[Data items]
____

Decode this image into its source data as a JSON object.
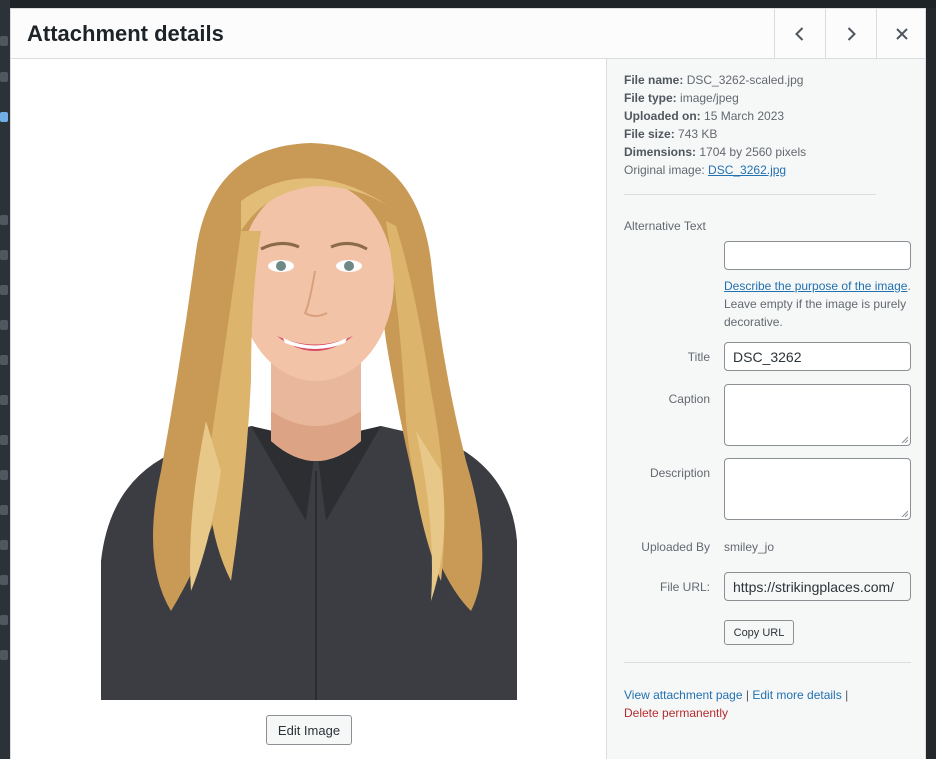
{
  "modal": {
    "title": "Attachment details"
  },
  "header_buttons": {
    "prev_icon": "chevron-left-icon",
    "next_icon": "chevron-right-icon",
    "close_icon": "close-icon"
  },
  "preview": {
    "edit_label": "Edit Image",
    "image": "portrait-photo"
  },
  "file_info": {
    "name_label": "File name:",
    "name_value": "DSC_3262-scaled.jpg",
    "type_label": "File type:",
    "type_value": "image/jpeg",
    "uploaded_label": "Uploaded on:",
    "uploaded_value": "15 March 2023",
    "size_label": "File size:",
    "size_value": "743 KB",
    "dimensions_label": "Dimensions:",
    "dimensions_value": "1704 by 2560 pixels",
    "original_label": "Original image:",
    "original_value": "DSC_3262.jpg"
  },
  "form": {
    "alt_label": "Alternative Text",
    "alt_value": "",
    "alt_help_link": "Describe the purpose of the image",
    "alt_help_text": ". Leave empty if the image is purely decorative.",
    "title_label": "Title",
    "title_value": "DSC_3262",
    "caption_label": "Caption",
    "caption_value": "",
    "description_label": "Description",
    "description_value": "",
    "uploaded_by_label": "Uploaded By",
    "uploaded_by_value": "smiley_jo",
    "file_url_label": "File URL:",
    "file_url_value": "https://strikingplaces.com/",
    "copy_url_label": "Copy URL"
  },
  "actions": {
    "view_label": "View attachment page",
    "sep": "|",
    "edit_label": "Edit more details",
    "delete_label": "Delete permanently"
  },
  "colors": {
    "link": "#2271b1",
    "delete": "#b32d2e",
    "sidebar_bg": "#f6f7f7"
  }
}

____

Return the listing above in full and without alteration, excluding its pictures.

Written response:
Decode this image into its source data as a JSON object.
{
  "modal": {
    "title": "Attachment details"
  },
  "header_buttons": {
    "prev_icon": "chevron-left-icon",
    "next_icon": "chevron-right-icon",
    "close_icon": "close-icon"
  },
  "preview": {
    "edit_label": "Edit Image",
    "image": "portrait-photo"
  },
  "file_info": {
    "name_label": "File name:",
    "name_value": "DSC_3262-scaled.jpg",
    "type_label": "File type:",
    "type_value": "image/jpeg",
    "uploaded_label": "Uploaded on:",
    "uploaded_value": "15 March 2023",
    "size_label": "File size:",
    "size_value": "743 KB",
    "dimensions_label": "Dimensions:",
    "dimensions_value": "1704 by 2560 pixels",
    "original_label": "Original image:",
    "original_value": "DSC_3262.jpg"
  },
  "form": {
    "alt_label": "Alternative Text",
    "alt_value": "",
    "alt_help_link": "Describe the purpose of the image",
    "alt_help_text": ". Leave empty if the image is purely decorative.",
    "title_label": "Title",
    "title_value": "DSC_3262",
    "caption_label": "Caption",
    "caption_value": "",
    "description_label": "Description",
    "description_value": "",
    "uploaded_by_label": "Uploaded By",
    "uploaded_by_value": "smiley_jo",
    "file_url_label": "File URL:",
    "file_url_value": "https://strikingplaces.com/",
    "copy_url_label": "Copy URL"
  },
  "actions": {
    "view_label": "View attachment page",
    "sep": "|",
    "edit_label": "Edit more details",
    "delete_label": "Delete permanently"
  },
  "colors": {
    "link": "#2271b1",
    "delete": "#b32d2e",
    "sidebar_bg": "#f6f7f7"
  }
}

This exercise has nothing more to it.